AIM A:
Rewrite the records from their first line up to and including the line with "gpio-row-4: Input 4 Click [162,408,458,466]", changing "visible" to "displayed" and leaving everything else the same.

(Massive) Meta note:
Ok, onto stuff.
Background is not necessary, but it could be useful, so I shall stick it in a footnote.* The short version is that there is a game in which the horrible wrongness of the eldritch sex cult --the part that's supposed to make them horrifing enough to justify the game being in the horror genre in the first place-- is that . . . it's trans affirming.
This led to Ana saying:
It also seems like it could be used as the premise for various awesome games in a variety of genres.
Just going to make a random list of things that pop into my head.
You're the leader of a small trans affirming eldritch sex cult and your congregation has grown too large to comfortably meet in your living room.
Navigate various hazards in pursuit of your ultimate goal:
Hazards include:
-- Local Zoning Ordinances
-- Bigots on the city council
-- Unfair Landlords
-- Trolls on the Internet
-- The difficulty of organizing a successful bake sale
-- Jerks who protest at your bake sale
-- And More(TM)
[Question I was asked:]
[Suggestion from Ana:]
(This idea sticks with the horror genre from the game that started the discussion.)
The protagonist is a member of a seemingly ordinary and mainstream church. Then ne stumbles upon the terrible truth. Now it's not just nir life, and possibly soul, on the line.
Can ne save the innocent members of the trans affirming eldritch sex cult that nir church has secretly been torturing and brainwashing? Can ne prevent completion of the ritual to summon an unstoppable army that will "cleanse" the earth with their fiery swords?
Will ne finally accept that the gender binary doesn't fit nem and realize that ne would really find it quite fulfilling to become a member the trans affirming eldritch sex cult (provided ne can save the cult, and the world, of course)?
Run, hide, unravel twisted conspiracies that are unspeakably evil, sneak, hide some more, prevent angels from killing off much of the world's population, save the trans affirming eldritch sex cult from the religious culture warriors, and more in [game name], if you can survive.
The [evil empire] has launched a massive attack on all worlds where [trans affirming eldritch sex cult] isn't outlawed. It's up to one (trans lesbian) grizzled ex-space marine and her (genderqueer) Cleric of Tentacles sidekick to save the galaxy with guns and magic.
Dating sim.
"Trans affirming eldritch sex cult" positively screams, "Dating Sim!"
Naturally it will be queer as all fuck. A major subplot being the the player character getting over hang ups and prejudices via regular conversation's with the cult's wise elder.
The cult's wise elder is entirely asexual aromantic herself, but you don't have to actually be sexual to agree with the tenets of the trans affirming eldritch sex cult. (She, naturally, has had a lot of alloromantic and/or allosexual people she's cared about in her life.)
Having successfully summoned the dread gods, your trans affirming eldritch sex cult has been saddled with the difficult task of running the new theocracy. This naturally requires a great deal of work.

AIM B:
List each specific hazard that the game-ideas post names for the cult leader whose congregation has outgrown the living room.

EXTRACTED MATERIAL:
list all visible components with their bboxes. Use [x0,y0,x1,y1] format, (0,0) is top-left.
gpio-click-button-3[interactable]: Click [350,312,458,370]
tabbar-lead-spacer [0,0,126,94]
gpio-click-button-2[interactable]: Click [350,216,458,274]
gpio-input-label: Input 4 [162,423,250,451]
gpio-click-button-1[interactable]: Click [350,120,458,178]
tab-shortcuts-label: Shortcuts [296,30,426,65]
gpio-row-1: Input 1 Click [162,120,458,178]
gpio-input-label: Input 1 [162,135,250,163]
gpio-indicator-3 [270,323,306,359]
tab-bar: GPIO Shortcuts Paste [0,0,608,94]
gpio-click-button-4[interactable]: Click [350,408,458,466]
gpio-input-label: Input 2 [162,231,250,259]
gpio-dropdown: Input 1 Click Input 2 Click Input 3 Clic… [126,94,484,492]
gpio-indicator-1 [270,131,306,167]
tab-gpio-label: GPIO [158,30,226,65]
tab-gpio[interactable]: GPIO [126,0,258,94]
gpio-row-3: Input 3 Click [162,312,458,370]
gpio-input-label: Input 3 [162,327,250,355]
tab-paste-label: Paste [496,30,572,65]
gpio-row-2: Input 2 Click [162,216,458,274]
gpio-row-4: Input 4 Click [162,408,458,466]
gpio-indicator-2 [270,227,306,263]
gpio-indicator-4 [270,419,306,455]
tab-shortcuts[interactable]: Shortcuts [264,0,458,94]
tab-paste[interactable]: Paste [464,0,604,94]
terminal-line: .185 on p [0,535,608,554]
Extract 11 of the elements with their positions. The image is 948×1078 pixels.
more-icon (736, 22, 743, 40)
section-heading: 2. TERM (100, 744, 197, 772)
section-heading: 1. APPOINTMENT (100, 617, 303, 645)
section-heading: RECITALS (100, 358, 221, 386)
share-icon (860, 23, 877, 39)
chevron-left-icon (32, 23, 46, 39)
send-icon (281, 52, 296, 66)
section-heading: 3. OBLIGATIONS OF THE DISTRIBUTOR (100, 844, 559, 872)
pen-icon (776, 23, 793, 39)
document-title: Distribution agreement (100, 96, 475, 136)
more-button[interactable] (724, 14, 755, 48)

FINAL ANSWER A:
list all displayed components with their bboxes. Use [x0,y0,x1,y1] format, (0,0) is top-left.
gpio-click-button-3[interactable]: Click [350,312,458,370]
tabbar-lead-spacer [0,0,126,94]
gpio-click-button-2[interactable]: Click [350,216,458,274]
gpio-input-label: Input 4 [162,423,250,451]
gpio-click-button-1[interactable]: Click [350,120,458,178]
tab-shortcuts-label: Shortcuts [296,30,426,65]
gpio-row-1: Input 1 Click [162,120,458,178]
gpio-input-label: Input 1 [162,135,250,163]
gpio-indicator-3 [270,323,306,359]
tab-bar: GPIO Shortcuts Paste [0,0,608,94]
gpio-click-button-4[interactable]: Click [350,408,458,466]
gpio-input-label: Input 2 [162,231,250,259]
gpio-dropdown: Input 1 Click Input 2 Click Input 3 Clic… [126,94,484,492]
gpio-indicator-1 [270,131,306,167]
tab-gpio-label: GPIO [158,30,226,65]
tab-gpio[interactable]: GPIO [126,0,258,94]
gpio-row-3: Input 3 Click [162,312,458,370]
gpio-input-label: Input 3 [162,327,250,355]
tab-paste-label: Paste [496,30,572,65]
gpio-row-2: Input 2 Click [162,216,458,274]
gpio-row-4: Input 4 Click [162,408,458,466]

FINAL ANSWER B:
- Local Zoning Ordinances
- Bigots on the city council
- Unfair Landlords
- Trolls on the Internet
- The difficulty of organizing a successful bake sale
- Jerks who protest at your bake sale